EXERCISE DIRECTIONS> Copy out every line that contains "content".

RECORDS SHOWN>
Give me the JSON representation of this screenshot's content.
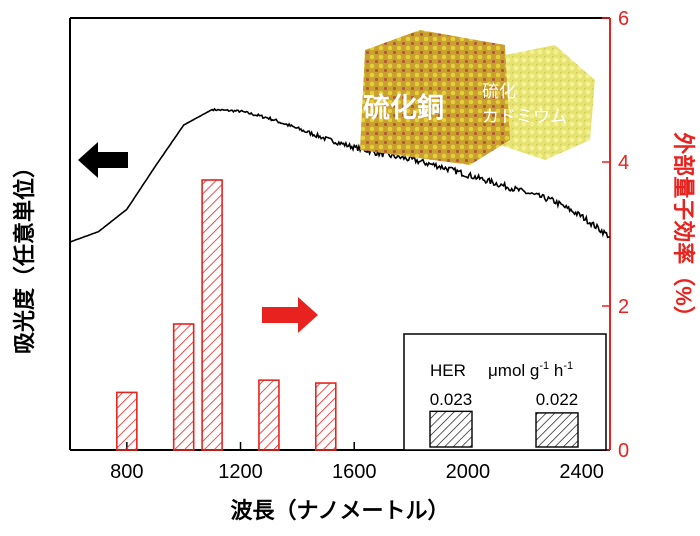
{
  "chart_data": {
    "type": "bar",
    "xlabel": "波長（ナノメートル）",
    "ylabel_left": "吸光度（任意単位）",
    "ylabel_right": "外部量子効率（%）",
    "xlim": [
      600,
      2500
    ],
    "ylim_right": [
      0,
      6
    ],
    "x_ticks": [
      800,
      1200,
      1600,
      2000,
      2400
    ],
    "y_ticks_right": [
      0,
      2,
      4,
      6
    ],
    "grid": false,
    "series": [
      {
        "type": "bar",
        "axis": "right",
        "color": "#e8231f",
        "pattern": "diagonal-hatch",
        "x": [
          800,
          1000,
          1100,
          1300,
          1500
        ],
        "values": [
          0.8,
          1.75,
          3.75,
          0.97,
          0.93
        ]
      },
      {
        "type": "line",
        "axis": "left",
        "color": "#000000",
        "x": [
          600,
          700,
          800,
          900,
          1000,
          1100,
          1200,
          1300,
          1400,
          1500,
          1600,
          1700,
          1800,
          1900,
          2000,
          2100,
          2200,
          2300,
          2400,
          2500
        ],
        "values": [
          0.0,
          0.06,
          0.19,
          0.44,
          0.68,
          0.77,
          0.76,
          0.72,
          0.66,
          0.6,
          0.55,
          0.51,
          0.48,
          0.44,
          0.39,
          0.34,
          0.29,
          0.24,
          0.15,
          0.03
        ]
      }
    ],
    "arrows": [
      {
        "color": "#000000",
        "direction": "left"
      },
      {
        "color": "#e8231f",
        "direction": "right"
      }
    ],
    "inset": {
      "header": "HER",
      "unit_prefix": "μmol g",
      "unit_exp1": "-1",
      "unit_mid": " h",
      "unit_exp2": "-1",
      "values": [
        0.023,
        0.022
      ],
      "value_labels": [
        "0.023",
        "0.022"
      ]
    },
    "image_labels": {
      "left": "硫化銅",
      "right_line1": "硫化",
      "right_line2": "カドミウム"
    }
  }
}
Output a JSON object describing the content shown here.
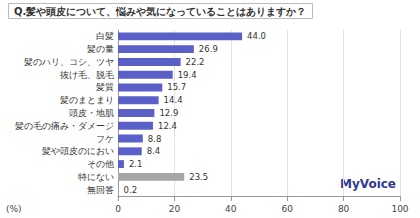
{
  "chart_data": {
    "type": "bar",
    "orientation": "horizontal",
    "title": "Q.髪や頭皮について、悩みや気になっていることはありますか？",
    "xlabel": "(%)",
    "annotation": "MyVoice",
    "categories": [
      "白髪",
      "髪の量",
      "髪のハリ、コシ、ツヤ",
      "抜け毛、脱毛",
      "髪質",
      "髪のまとまり",
      "頭皮・地肌",
      "髪の毛の痛み・ダメージ",
      "フケ",
      "髪や頭皮のにおい",
      "その他",
      "特にない",
      "無回答"
    ],
    "values": [
      44.0,
      26.9,
      22.2,
      19.4,
      15.7,
      14.4,
      12.9,
      12.4,
      8.8,
      8.4,
      2.1,
      23.5,
      0.2
    ],
    "value_labels": [
      "44.0",
      "26.9",
      "22.2",
      "19.4",
      "15.7",
      "14.4",
      "12.9",
      "12.4",
      "8.8",
      "8.4",
      "2.1",
      "23.5",
      "0.2"
    ],
    "colors": [
      "#5b60c9",
      "#5b60c9",
      "#5b60c9",
      "#5b60c9",
      "#5b60c9",
      "#5b60c9",
      "#5b60c9",
      "#5b60c9",
      "#5b60c9",
      "#5b60c9",
      "#5b60c9",
      "#a6a6a6",
      "#a6a6a6"
    ],
    "xlim": [
      0,
      100
    ],
    "xticks": [
      0,
      20,
      40,
      60,
      80,
      100
    ],
    "grid": true,
    "data_labels": true
  }
}
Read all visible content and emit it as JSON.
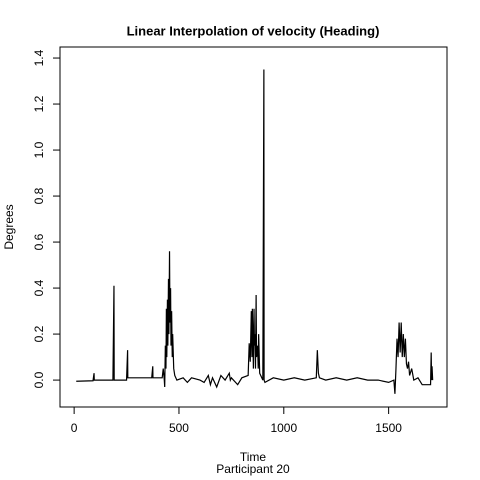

SOLVED EXERCISE>
Give me the JSON representation of this screenshot's content.
Output a JSON object describing the content shown here.
Read all visible content and emit it as JSON.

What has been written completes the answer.